## BEGIN
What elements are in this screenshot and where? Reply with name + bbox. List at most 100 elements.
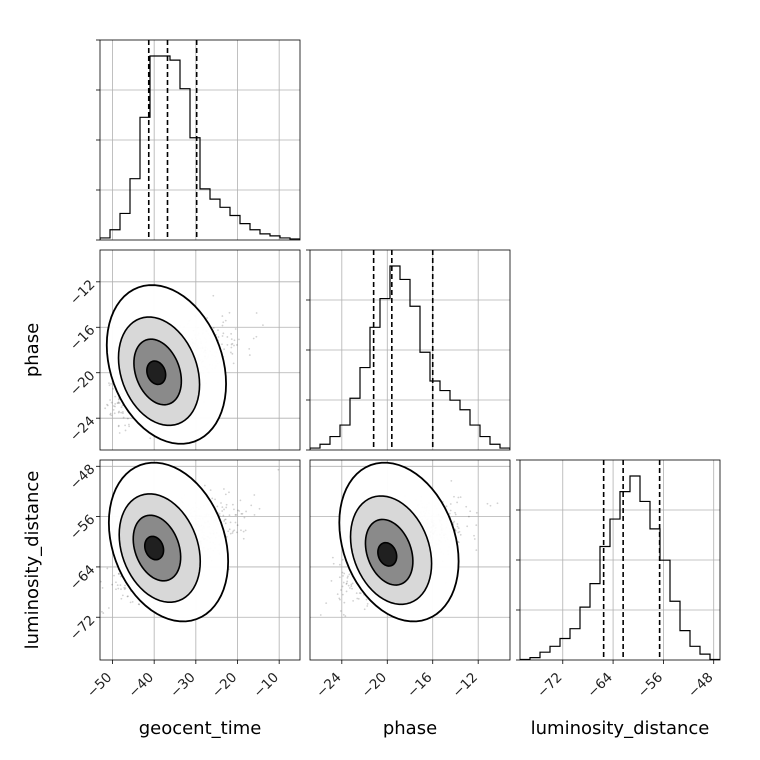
sample-point [217, 336, 220, 338]
sample-point [459, 496, 462, 499]
sample-point [350, 585, 353, 588]
sample-point [342, 574, 344, 577]
sample-point [124, 584, 126, 587]
sample-point [350, 583, 353, 586]
sample-point [108, 384, 111, 387]
sample-point [209, 489, 212, 492]
sample-point [241, 512, 244, 515]
sample-point [203, 484, 206, 487]
sample-point [129, 455, 131, 457]
xtick-label: −56 [635, 670, 666, 701]
sample-point [456, 501, 459, 504]
ytick-label: −20 [67, 368, 98, 399]
sample-point [338, 576, 341, 579]
sample-point [224, 319, 227, 322]
xlabel-phase: phase [383, 718, 437, 739]
sample-point [138, 603, 141, 606]
sample-point [452, 521, 455, 524]
sample-point [345, 590, 348, 593]
panel-luminosity_distance-hist: −72 −64 −56 −48 [516, 459, 721, 701]
sample-point [120, 588, 122, 591]
sample-point [345, 582, 348, 585]
xtick-label: −20 [359, 670, 390, 701]
sample-point [223, 518, 226, 521]
panel-phase-hist [306, 249, 511, 451]
sample-point [458, 530, 461, 533]
sample-point [228, 514, 231, 517]
sample-point [242, 530, 245, 533]
sample-point [221, 315, 224, 317]
histogram-step-luminosity_distance [520, 475, 720, 660]
sample-point [341, 593, 344, 596]
sample-point [262, 324, 264, 327]
sample-point [124, 587, 127, 590]
sample-point [352, 599, 355, 602]
sample-point [124, 429, 127, 432]
panel-geocent_time-vs-luminosity_distance: −50 −40 −30 −20 −10 −72 −64 −56 −48 [67, 459, 301, 701]
panel-frame [309, 459, 511, 661]
sample-point [117, 401, 120, 404]
xtick-label: −12 [450, 670, 481, 701]
sample-point [149, 437, 152, 440]
sample-point [113, 412, 116, 415]
sample-point [112, 387, 114, 390]
sample-point [456, 523, 459, 525]
xtick-label: −10 [251, 670, 282, 701]
sample-point [332, 562, 335, 565]
sample-point [117, 424, 120, 427]
sample-point [234, 513, 237, 516]
sample-point [355, 592, 358, 595]
sample-point [131, 600, 134, 603]
ytick-label: −16 [67, 322, 98, 353]
sample-point [454, 511, 456, 514]
sample-point [120, 597, 123, 600]
sample-point [242, 537, 245, 540]
sample-point [230, 338, 233, 341]
sample-point [106, 404, 109, 407]
sample-point [102, 612, 105, 614]
sample-point [248, 347, 251, 350]
sample-point [119, 575, 122, 578]
sample-point [238, 338, 240, 341]
panel-frame [99, 459, 301, 661]
contour-level-3 [143, 535, 165, 561]
sample-point [358, 592, 361, 594]
sample-point [233, 529, 236, 532]
sample-point [222, 321, 225, 324]
sample-point [218, 513, 221, 515]
ytick-label: −72 [67, 612, 98, 643]
sample-point [244, 529, 247, 532]
sample-point [118, 402, 121, 404]
sample-point [79, 410, 81, 412]
xtick-label: −50 [84, 670, 115, 701]
sample-point [231, 503, 234, 506]
sample-point [235, 531, 238, 534]
sample-point [248, 354, 251, 356]
sample-point [114, 405, 116, 408]
sample-point [222, 514, 225, 517]
xtick-label: −72 [534, 670, 565, 701]
sample-point [97, 578, 99, 580]
sample-point [250, 504, 253, 507]
sample-point [117, 402, 120, 405]
sample-point [230, 343, 233, 346]
sample-point [228, 311, 231, 314]
sample-point [359, 592, 362, 595]
sample-point [343, 601, 346, 604]
sample-point [253, 494, 256, 496]
sample-point [110, 414, 113, 417]
sample-point [357, 597, 360, 600]
sample-point [117, 425, 120, 428]
sample-point [120, 406, 123, 409]
sample-point [351, 582, 354, 585]
sample-point [348, 587, 351, 589]
sample-point [211, 497, 214, 500]
sample-point [255, 335, 258, 338]
xtick-label: −30 [167, 670, 198, 701]
sample-point [237, 509, 239, 512]
sample-point [129, 601, 132, 604]
sample-point [112, 405, 115, 407]
panel-phase-vs-luminosity_distance: −24 −20 −16 −12 [309, 459, 511, 701]
sample-point [347, 575, 349, 578]
sample-point [319, 614, 322, 616]
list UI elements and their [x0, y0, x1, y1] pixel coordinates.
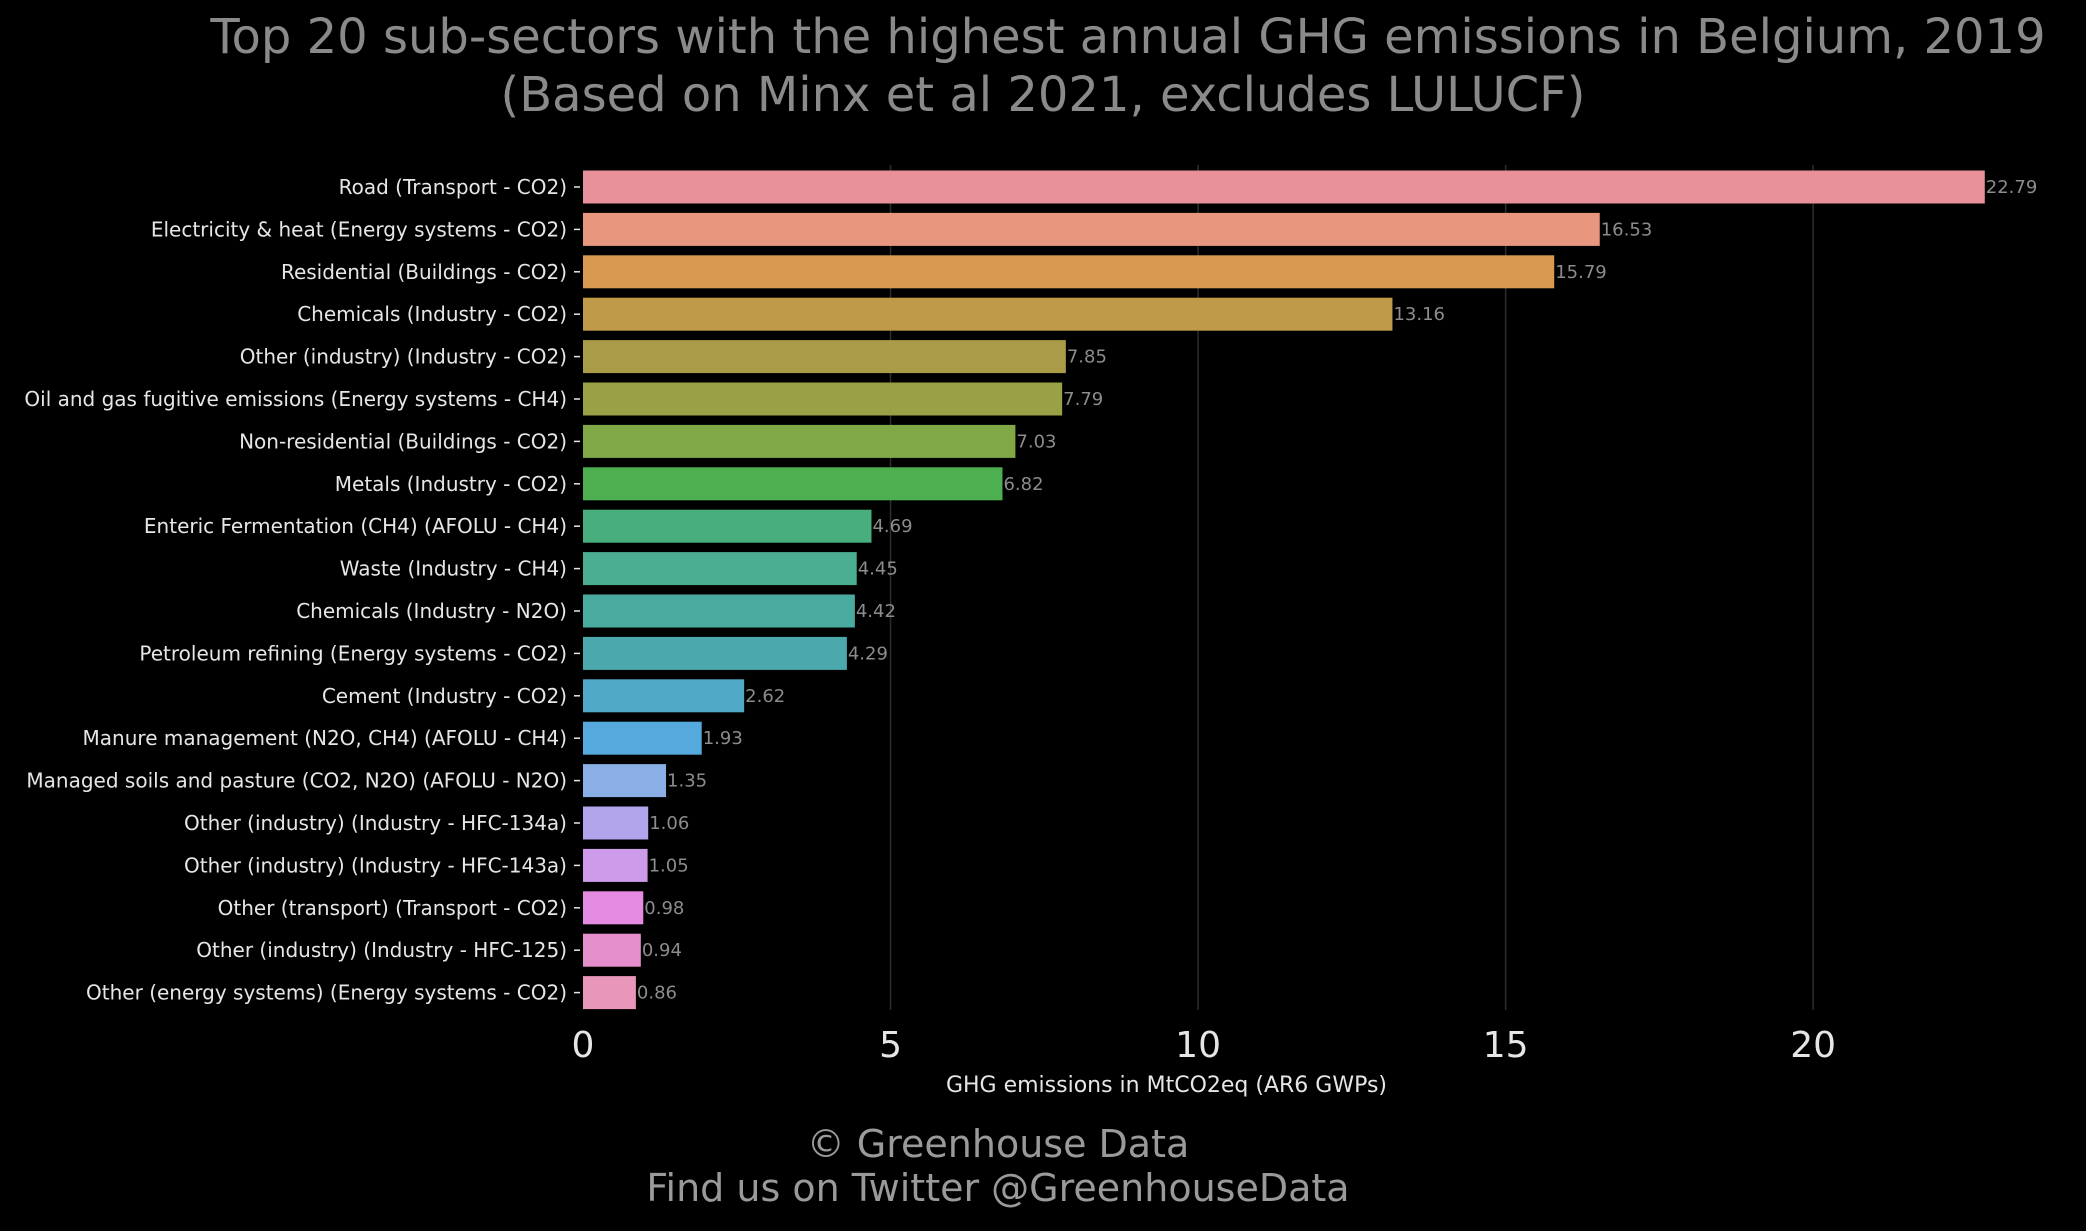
- value-label: 16.53: [1601, 219, 1653, 240]
- bars: [583, 170, 1985, 1010]
- bar: [583, 170, 1985, 204]
- bar: [583, 806, 649, 840]
- category-label: Oil and gas fugitive emissions (Energy s…: [24, 387, 567, 411]
- value-label: 4.29: [848, 643, 888, 664]
- x-tick-label: 20: [1790, 1025, 1836, 1066]
- footer-twitter: Find us on Twitter @GreenhouseData: [646, 1166, 1350, 1210]
- chart-title-line-1: Top 20 sub-sectors with the highest annu…: [210, 9, 2046, 65]
- value-label: 0.94: [642, 940, 682, 961]
- category-label: Chemicals (Industry - N2O): [296, 599, 567, 623]
- bar: [583, 594, 855, 628]
- bar: [583, 424, 1016, 458]
- chart-title-line-2: (Based on Minx et al 2021, excludes LULU…: [500, 67, 1586, 123]
- x-tick-label: 5: [879, 1025, 902, 1066]
- value-labels: 22.79 16.53 15.79 13.16 7.85 7.79 7.03 6.82 4.69…: [637, 177, 2037, 1004]
- category-label: Enteric Fermentation (CH4) (AFOLU - CH4): [144, 514, 567, 538]
- value-label: 22.79: [1986, 177, 2038, 198]
- x-tick-label: 15: [1483, 1025, 1529, 1066]
- category-label: Electricity & heat (Energy systems - CO2…: [151, 217, 567, 241]
- bar: [583, 255, 1555, 289]
- bar: [583, 552, 857, 586]
- bar: [583, 509, 872, 543]
- bar: [583, 976, 636, 1010]
- value-label: 4.45: [858, 559, 898, 580]
- value-label: 7.79: [1063, 389, 1103, 410]
- category-label: Manure management (N2O, CH4) (AFOLU - CH…: [83, 726, 567, 750]
- bar: [583, 721, 702, 755]
- bar: [583, 764, 667, 798]
- category-label: Other (industry) (Industry - HFC-143a): [184, 853, 567, 877]
- category-label: Other (industry) (Industry - HFC-125): [196, 938, 567, 962]
- category-label: Other (industry) (Industry - CO2): [240, 345, 567, 369]
- value-label: 0.86: [637, 983, 677, 1004]
- x-axis-ticks: 0 5 10 15 20: [572, 1025, 1837, 1066]
- value-label: 6.82: [1003, 474, 1043, 495]
- x-tick-label: 0: [572, 1025, 595, 1066]
- footer: © Greenhouse Data Find us on Twitter @Gr…: [0, 1122, 1996, 1210]
- category-label: Other (transport) (Transport - CO2): [218, 896, 567, 920]
- value-label: 1.05: [649, 855, 689, 876]
- category-labels: Road (Transport - CO2) Electricity & heat…: [24, 175, 580, 1005]
- category-label: Metals (Industry - CO2): [335, 472, 567, 496]
- category-label: Other (energy systems) (Energy systems -…: [86, 981, 567, 1005]
- value-label: 0.98: [644, 898, 684, 919]
- x-tick-label: 10: [1175, 1025, 1221, 1066]
- category-label: Cement (Industry - CO2): [322, 684, 567, 708]
- value-label: 4.42: [856, 601, 896, 622]
- category-label: Waste (Industry - CH4): [340, 557, 567, 581]
- category-label: Non-residential (Buildings - CO2): [239, 429, 567, 453]
- x-axis-label: GHG emissions in MtCO2eq (AR6 GWPs): [946, 1073, 1387, 1098]
- value-label: 4.69: [872, 516, 912, 537]
- category-label: Petroleum refining (Energy systems - CO2…: [139, 641, 567, 665]
- value-label: 1.06: [649, 813, 689, 834]
- bar: [583, 891, 644, 925]
- bar: [583, 848, 648, 882]
- bar: [583, 933, 641, 967]
- value-label: 7.85: [1067, 347, 1107, 368]
- bar: [583, 679, 745, 713]
- category-label: Other (industry) (Industry - HFC-134a): [184, 811, 567, 835]
- bar: [583, 382, 1063, 416]
- category-label: Chemicals (Industry - CO2): [297, 302, 567, 326]
- footer-copyright: © Greenhouse Data: [806, 1122, 1190, 1166]
- category-label: Residential (Buildings - CO2): [281, 260, 567, 284]
- gridlines: [889, 165, 1814, 1010]
- chart-title: Top 20 sub-sectors with the highest annu…: [0, 8, 2086, 124]
- value-label: 1.35: [667, 771, 707, 792]
- bar: [583, 467, 1003, 501]
- value-label: 2.62: [745, 686, 785, 707]
- value-label: 13.16: [1393, 304, 1445, 325]
- category-label: Road (Transport - CO2): [339, 175, 567, 199]
- bar: [583, 212, 1600, 246]
- bar: [583, 636, 847, 670]
- category-label: Managed soils and pasture (CO2, N2O) (AF…: [26, 769, 567, 793]
- value-label: 7.03: [1016, 431, 1056, 452]
- value-label: 15.79: [1555, 262, 1607, 283]
- value-label: 1.93: [703, 728, 743, 749]
- bar: [583, 297, 1393, 331]
- bar: [583, 340, 1066, 374]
## END
**WHAT THE TASK REQUIRES:** Reproduce the data from the line containing "sample-point [217, 336, 220, 338]" through the line containing "sample-point [203, 484, 206, 487]", without changing anything.

**THE RESPONSE:**
sample-point [217, 336, 220, 338]
sample-point [459, 496, 462, 499]
sample-point [350, 585, 353, 588]
sample-point [342, 574, 344, 577]
sample-point [124, 584, 126, 587]
sample-point [350, 583, 353, 586]
sample-point [108, 384, 111, 387]
sample-point [209, 489, 212, 492]
sample-point [241, 512, 244, 515]
sample-point [203, 484, 206, 487]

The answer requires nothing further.